▸ Stated exercise
In the material below, find each line holding the string "зуба" and copy it.

▸ Provided information
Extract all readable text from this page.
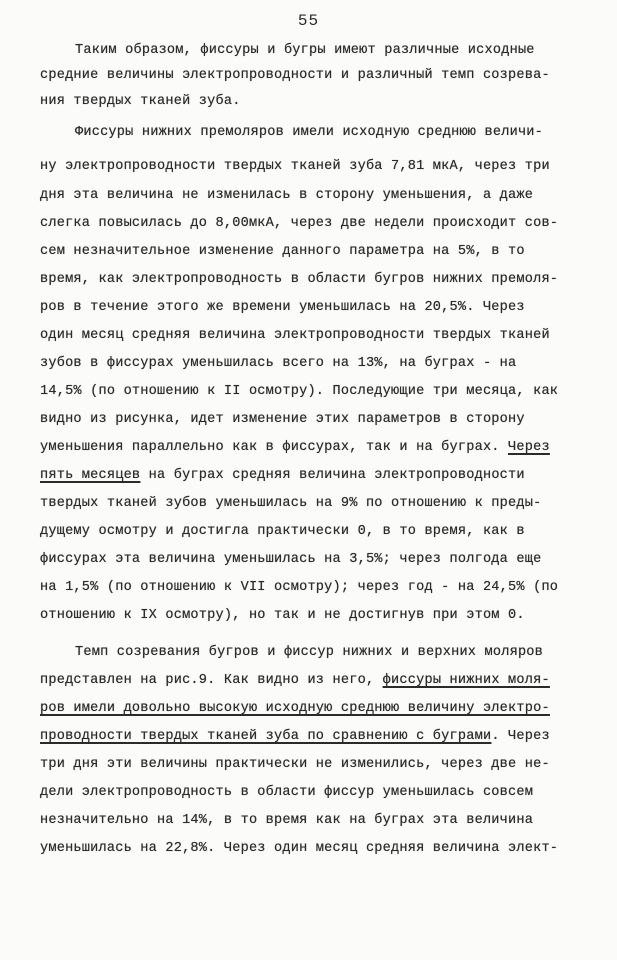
55
Таким образом, фиссуры и бугры имеют различные исходные
средние величины электропроводности и различный темп созрева-
ния твердых тканей зуба.
Фиссуры нижних премоляров имели исходную среднюю величи-
ну электропроводности твердых тканей зуба 7,81 мкА, через три
дня эта величина не изменилась в сторону уменьшения, а даже
слегка повысилась до 8,00мкА, через две недели происходит сов-
сем незначительное изменение данного параметра на 5%, в то
время, как электропроводность в области бугров нижних премоля-
ров в течение этого же времени уменьшилась на 20,5%. Через
один месяц средняя величина электропроводности твердых тканей
зубов в фиссурах уменьшилась всего на 13%, на буграх - на
14,5% (по отношению к II осмотру). Последующие три месяца, как
видно из рисунка, идет изменение этих параметров в сторону
уменьшения параллельно как в фиссурах, так и на буграх. Через
пять месяцев на буграх средняя величина электропроводности
твердых тканей зубов уменьшилась на 9% по отношению к преды-
дущему осмотру и достигла практически 0, в то время, как в
фиссурах эта величина уменьшилась на 3,5%; через полгода еще
на 1,5% (по отношению к VII осмотру); через год - на 24,5% (по
отношению к IX осмотру), но так и не достигнув при этом 0.
Темп созревания бугров и фиссур нижних и верхних моляров
представлен на рис.9. Как видно из него, фиссуры нижних моля-
ров имели довольно высокую исходную среднюю величину электро-
проводности твердых тканей зуба по сравнению с буграми. Через
три дня эти величины практически не изменились, через две не-
дели электропроводность в области фиссур уменьшилась совсем
незначительно на 14%, в то время как на буграх эта величина
уменьшилась на 22,8%. Через один месяц средняя величина элект-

▸ Exercise response
ния твердых тканей зуба.
ну электропроводности твердых тканей зуба 7,81 мкА, через три
проводности твердых тканей зуба по сравнению с буграми. Через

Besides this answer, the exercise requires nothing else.